-- Begin Entries --
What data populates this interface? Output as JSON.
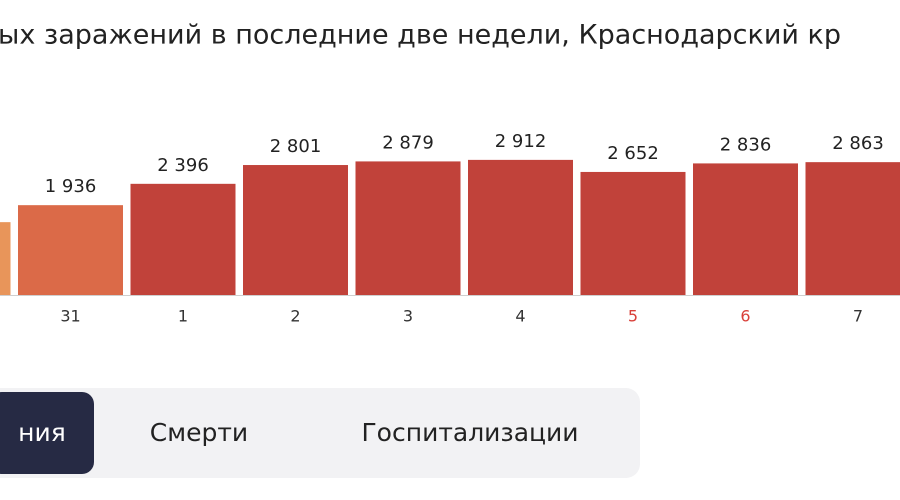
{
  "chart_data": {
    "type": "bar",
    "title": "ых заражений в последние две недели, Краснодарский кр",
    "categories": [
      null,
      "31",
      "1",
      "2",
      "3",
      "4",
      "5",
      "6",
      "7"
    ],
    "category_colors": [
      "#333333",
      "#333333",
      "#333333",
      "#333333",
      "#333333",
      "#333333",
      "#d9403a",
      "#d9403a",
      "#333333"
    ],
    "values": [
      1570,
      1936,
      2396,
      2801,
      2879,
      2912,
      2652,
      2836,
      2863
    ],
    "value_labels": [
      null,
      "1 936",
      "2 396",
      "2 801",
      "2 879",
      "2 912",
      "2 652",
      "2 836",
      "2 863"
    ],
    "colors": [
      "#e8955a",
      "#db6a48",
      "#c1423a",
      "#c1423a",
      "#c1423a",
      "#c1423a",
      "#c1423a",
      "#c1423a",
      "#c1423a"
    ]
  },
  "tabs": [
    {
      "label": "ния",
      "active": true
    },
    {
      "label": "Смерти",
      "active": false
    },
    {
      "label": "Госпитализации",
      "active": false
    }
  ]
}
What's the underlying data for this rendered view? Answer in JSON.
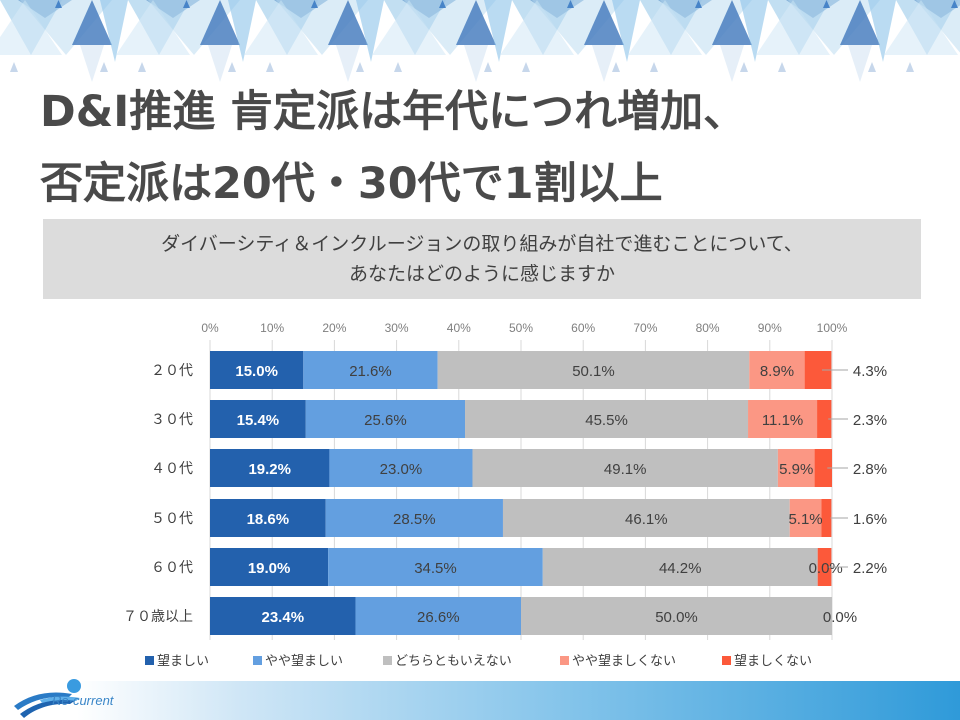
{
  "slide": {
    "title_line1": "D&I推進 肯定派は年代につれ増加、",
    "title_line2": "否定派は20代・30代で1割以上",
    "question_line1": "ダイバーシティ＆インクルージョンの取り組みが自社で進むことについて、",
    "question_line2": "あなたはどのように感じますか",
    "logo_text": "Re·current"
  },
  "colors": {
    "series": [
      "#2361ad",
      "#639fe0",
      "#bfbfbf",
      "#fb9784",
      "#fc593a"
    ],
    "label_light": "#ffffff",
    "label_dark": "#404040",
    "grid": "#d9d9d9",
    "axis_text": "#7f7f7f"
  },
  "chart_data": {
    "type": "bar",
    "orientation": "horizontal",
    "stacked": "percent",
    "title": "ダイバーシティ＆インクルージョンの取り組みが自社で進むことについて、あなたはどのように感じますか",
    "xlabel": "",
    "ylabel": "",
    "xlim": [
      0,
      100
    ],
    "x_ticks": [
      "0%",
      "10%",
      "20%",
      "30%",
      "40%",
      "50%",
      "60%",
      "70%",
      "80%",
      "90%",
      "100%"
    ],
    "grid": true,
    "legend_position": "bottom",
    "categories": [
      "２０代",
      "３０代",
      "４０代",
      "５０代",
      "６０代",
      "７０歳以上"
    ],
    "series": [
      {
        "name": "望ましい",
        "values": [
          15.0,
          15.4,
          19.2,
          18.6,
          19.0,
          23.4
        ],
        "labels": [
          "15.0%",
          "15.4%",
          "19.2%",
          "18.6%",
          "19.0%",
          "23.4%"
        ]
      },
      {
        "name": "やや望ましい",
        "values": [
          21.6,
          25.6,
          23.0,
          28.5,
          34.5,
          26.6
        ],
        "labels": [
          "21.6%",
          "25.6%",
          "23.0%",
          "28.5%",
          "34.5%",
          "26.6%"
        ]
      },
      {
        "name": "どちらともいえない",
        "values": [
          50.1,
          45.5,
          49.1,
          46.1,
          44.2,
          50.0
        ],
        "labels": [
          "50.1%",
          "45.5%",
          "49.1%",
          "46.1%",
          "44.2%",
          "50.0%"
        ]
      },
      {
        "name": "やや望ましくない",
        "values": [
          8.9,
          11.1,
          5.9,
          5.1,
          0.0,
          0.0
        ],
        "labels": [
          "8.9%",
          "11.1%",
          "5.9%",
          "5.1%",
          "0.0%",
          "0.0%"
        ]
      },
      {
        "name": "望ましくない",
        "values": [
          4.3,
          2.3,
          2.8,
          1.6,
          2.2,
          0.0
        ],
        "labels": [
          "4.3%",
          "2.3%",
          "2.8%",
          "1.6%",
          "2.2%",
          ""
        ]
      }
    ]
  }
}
-- End Entries --
Skip the pictures and transcribe the rest of the records exactly.

What data populates this interface? Output as JSON.
{
  "chart_data": {
    "type": "bar",
    "title": "ых заражений в последние две недели, Краснодарский кр",
    "categories": [
      null,
      "31",
      "1",
      "2",
      "3",
      "4",
      "5",
      "6",
      "7"
    ],
    "category_colors": [
      "#333333",
      "#333333",
      "#333333",
      "#333333",
      "#333333",
      "#333333",
      "#d9403a",
      "#d9403a",
      "#333333"
    ],
    "values": [
      1570,
      1936,
      2396,
      2801,
      2879,
      2912,
      2652,
      2836,
      2863
    ],
    "value_labels": [
      null,
      "1 936",
      "2 396",
      "2 801",
      "2 879",
      "2 912",
      "2 652",
      "2 836",
      "2 863"
    ],
    "colors": [
      "#e8955a",
      "#db6a48",
      "#c1423a",
      "#c1423a",
      "#c1423a",
      "#c1423a",
      "#c1423a",
      "#c1423a",
      "#c1423a"
    ]
  },
  "tabs": [
    {
      "label": "ния",
      "active": true
    },
    {
      "label": "Смерти",
      "active": false
    },
    {
      "label": "Госпитализации",
      "active": false
    }
  ]
}
What's the underlying data for this rendered view? Answer in JSON.
{
  "slide": {
    "title_line1": "D&I推進 肯定派は年代につれ増加、",
    "title_line2": "否定派は20代・30代で1割以上",
    "question_line1": "ダイバーシティ＆インクルージョンの取り組みが自社で進むことについて、",
    "question_line2": "あなたはどのように感じますか",
    "logo_text": "Re·current"
  },
  "colors": {
    "series": [
      "#2361ad",
      "#639fe0",
      "#bfbfbf",
      "#fb9784",
      "#fc593a"
    ],
    "label_light": "#ffffff",
    "label_dark": "#404040",
    "grid": "#d9d9d9",
    "axis_text": "#7f7f7f"
  },
  "chart_data": {
    "type": "bar",
    "orientation": "horizontal",
    "stacked": "percent",
    "title": "ダイバーシティ＆インクルージョンの取り組みが自社で進むことについて、あなたはどのように感じますか",
    "xlabel": "",
    "ylabel": "",
    "xlim": [
      0,
      100
    ],
    "x_ticks": [
      "0%",
      "10%",
      "20%",
      "30%",
      "40%",
      "50%",
      "60%",
      "70%",
      "80%",
      "90%",
      "100%"
    ],
    "grid": true,
    "legend_position": "bottom",
    "categories": [
      "２０代",
      "３０代",
      "４０代",
      "５０代",
      "６０代",
      "７０歳以上"
    ],
    "series": [
      {
        "name": "望ましい",
        "values": [
          15.0,
          15.4,
          19.2,
          18.6,
          19.0,
          23.4
        ],
        "labels": [
          "15.0%",
          "15.4%",
          "19.2%",
          "18.6%",
          "19.0%",
          "23.4%"
        ]
      },
      {
        "name": "やや望ましい",
        "values": [
          21.6,
          25.6,
          23.0,
          28.5,
          34.5,
          26.6
        ],
        "labels": [
          "21.6%",
          "25.6%",
          "23.0%",
          "28.5%",
          "34.5%",
          "26.6%"
        ]
      },
      {
        "name": "どちらともいえない",
        "values": [
          50.1,
          45.5,
          49.1,
          46.1,
          44.2,
          50.0
        ],
        "labels": [
          "50.1%",
          "45.5%",
          "49.1%",
          "46.1%",
          "44.2%",
          "50.0%"
        ]
      },
      {
        "name": "やや望ましくない",
        "values": [
          8.9,
          11.1,
          5.9,
          5.1,
          0.0,
          0.0
        ],
        "labels": [
          "8.9%",
          "11.1%",
          "5.9%",
          "5.1%",
          "0.0%",
          "0.0%"
        ]
      },
      {
        "name": "望ましくない",
        "values": [
          4.3,
          2.3,
          2.8,
          1.6,
          2.2,
          0.0
        ],
        "labels": [
          "4.3%",
          "2.3%",
          "2.8%",
          "1.6%",
          "2.2%",
          ""
        ]
      }
    ]
  }
}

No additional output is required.